*EXERCISE AIM*: Lines holding the string "that" are the ones to copy; find them all in the data.

(Collected data)
------------

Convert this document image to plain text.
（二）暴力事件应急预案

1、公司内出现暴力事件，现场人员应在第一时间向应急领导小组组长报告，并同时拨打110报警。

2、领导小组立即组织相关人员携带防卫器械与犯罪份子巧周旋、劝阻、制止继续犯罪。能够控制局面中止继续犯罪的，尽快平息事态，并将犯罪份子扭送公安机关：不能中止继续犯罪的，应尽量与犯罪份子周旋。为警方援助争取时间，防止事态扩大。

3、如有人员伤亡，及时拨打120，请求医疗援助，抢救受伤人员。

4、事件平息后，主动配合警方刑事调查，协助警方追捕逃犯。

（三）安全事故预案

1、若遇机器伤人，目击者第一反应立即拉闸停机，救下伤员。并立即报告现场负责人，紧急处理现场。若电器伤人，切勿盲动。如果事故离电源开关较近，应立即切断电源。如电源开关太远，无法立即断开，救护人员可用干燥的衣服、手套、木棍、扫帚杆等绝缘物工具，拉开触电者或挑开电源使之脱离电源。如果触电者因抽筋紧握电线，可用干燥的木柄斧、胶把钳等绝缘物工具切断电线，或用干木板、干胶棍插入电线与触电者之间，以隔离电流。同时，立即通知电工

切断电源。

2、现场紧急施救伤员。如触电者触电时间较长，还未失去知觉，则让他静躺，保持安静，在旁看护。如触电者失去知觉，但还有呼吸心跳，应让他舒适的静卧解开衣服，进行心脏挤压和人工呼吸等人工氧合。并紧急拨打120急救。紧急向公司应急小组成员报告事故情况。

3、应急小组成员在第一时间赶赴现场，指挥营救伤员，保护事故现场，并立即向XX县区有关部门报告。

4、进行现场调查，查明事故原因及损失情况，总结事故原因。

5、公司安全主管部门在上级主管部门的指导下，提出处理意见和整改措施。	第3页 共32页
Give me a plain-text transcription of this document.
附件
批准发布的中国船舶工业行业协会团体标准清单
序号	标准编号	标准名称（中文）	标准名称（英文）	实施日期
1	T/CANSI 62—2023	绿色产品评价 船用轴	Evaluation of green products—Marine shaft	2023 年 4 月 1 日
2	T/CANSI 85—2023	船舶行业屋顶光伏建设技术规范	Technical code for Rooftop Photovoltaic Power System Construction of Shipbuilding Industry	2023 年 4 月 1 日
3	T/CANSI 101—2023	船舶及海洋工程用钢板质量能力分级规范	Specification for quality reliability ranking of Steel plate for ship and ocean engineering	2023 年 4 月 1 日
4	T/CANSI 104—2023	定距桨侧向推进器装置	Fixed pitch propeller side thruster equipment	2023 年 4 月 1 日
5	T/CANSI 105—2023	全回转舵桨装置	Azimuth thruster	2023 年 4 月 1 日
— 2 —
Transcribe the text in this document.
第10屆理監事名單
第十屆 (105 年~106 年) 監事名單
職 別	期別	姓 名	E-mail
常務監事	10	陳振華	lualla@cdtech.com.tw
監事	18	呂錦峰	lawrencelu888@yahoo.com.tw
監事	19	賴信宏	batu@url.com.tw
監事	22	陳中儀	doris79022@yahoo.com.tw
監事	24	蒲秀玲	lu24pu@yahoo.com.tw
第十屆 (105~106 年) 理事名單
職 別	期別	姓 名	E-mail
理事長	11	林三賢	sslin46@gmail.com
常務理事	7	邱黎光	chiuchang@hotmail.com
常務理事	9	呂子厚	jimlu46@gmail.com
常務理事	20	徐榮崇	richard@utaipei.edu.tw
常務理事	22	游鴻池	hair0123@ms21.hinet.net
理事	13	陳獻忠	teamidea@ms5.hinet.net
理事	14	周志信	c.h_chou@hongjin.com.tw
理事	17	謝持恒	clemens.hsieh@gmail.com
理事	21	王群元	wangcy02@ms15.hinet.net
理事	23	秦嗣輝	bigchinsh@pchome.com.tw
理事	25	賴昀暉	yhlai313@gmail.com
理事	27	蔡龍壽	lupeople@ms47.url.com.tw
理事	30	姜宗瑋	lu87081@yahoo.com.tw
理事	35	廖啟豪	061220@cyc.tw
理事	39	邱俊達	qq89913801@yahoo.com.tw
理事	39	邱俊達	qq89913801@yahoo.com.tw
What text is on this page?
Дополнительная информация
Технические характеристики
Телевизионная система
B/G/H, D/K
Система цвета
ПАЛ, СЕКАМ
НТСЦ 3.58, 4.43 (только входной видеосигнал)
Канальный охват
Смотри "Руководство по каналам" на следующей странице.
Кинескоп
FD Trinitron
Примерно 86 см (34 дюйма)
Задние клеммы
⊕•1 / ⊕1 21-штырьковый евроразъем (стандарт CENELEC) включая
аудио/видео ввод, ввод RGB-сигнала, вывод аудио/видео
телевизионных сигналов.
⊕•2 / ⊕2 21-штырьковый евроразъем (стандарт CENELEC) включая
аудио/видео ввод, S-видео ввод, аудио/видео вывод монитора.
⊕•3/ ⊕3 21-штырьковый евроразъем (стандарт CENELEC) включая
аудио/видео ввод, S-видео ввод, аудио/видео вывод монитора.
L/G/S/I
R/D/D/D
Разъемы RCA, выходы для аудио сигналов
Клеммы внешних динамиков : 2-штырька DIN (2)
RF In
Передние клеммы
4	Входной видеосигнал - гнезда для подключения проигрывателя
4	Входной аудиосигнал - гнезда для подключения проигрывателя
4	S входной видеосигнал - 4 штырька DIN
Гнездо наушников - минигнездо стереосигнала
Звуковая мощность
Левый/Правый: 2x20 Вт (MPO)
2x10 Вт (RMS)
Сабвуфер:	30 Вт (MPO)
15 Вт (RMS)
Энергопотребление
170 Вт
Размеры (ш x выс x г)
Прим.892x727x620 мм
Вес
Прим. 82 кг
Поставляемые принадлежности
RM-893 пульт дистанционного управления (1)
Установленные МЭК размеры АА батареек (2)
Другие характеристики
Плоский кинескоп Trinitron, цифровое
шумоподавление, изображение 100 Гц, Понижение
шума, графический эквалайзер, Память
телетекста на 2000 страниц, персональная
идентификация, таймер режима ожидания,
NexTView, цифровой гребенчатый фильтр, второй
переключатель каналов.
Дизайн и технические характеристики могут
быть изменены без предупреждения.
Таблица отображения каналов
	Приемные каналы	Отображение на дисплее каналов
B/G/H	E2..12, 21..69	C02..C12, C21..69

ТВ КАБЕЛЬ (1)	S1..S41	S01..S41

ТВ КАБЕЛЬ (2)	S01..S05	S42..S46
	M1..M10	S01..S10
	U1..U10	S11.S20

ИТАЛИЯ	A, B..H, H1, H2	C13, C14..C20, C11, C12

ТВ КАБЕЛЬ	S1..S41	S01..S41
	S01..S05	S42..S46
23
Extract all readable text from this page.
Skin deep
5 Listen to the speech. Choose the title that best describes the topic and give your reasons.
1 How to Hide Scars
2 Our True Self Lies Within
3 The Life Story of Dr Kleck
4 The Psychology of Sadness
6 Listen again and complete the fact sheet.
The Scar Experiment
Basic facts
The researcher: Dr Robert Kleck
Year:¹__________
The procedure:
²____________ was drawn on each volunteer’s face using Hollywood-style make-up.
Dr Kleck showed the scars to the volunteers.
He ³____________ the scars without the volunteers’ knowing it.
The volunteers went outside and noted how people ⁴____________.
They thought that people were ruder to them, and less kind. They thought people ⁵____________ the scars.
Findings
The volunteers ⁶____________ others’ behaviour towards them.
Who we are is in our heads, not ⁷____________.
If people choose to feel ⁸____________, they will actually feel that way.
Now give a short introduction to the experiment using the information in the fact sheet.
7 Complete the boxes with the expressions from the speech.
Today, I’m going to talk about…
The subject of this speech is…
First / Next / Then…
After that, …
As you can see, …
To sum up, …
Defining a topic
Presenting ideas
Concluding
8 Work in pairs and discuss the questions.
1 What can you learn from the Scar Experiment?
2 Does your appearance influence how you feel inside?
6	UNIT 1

------------

*SOLUTION FOR THIS EXERCISE*:
5 Listen to the speech. Choose the title that best describes the topic and give your reasons.
They thought that people were ruder to them, and less kind. They thought people ⁵____________ the scars.
If people choose to feel ⁸____________, they will actually feel that way.
After that, …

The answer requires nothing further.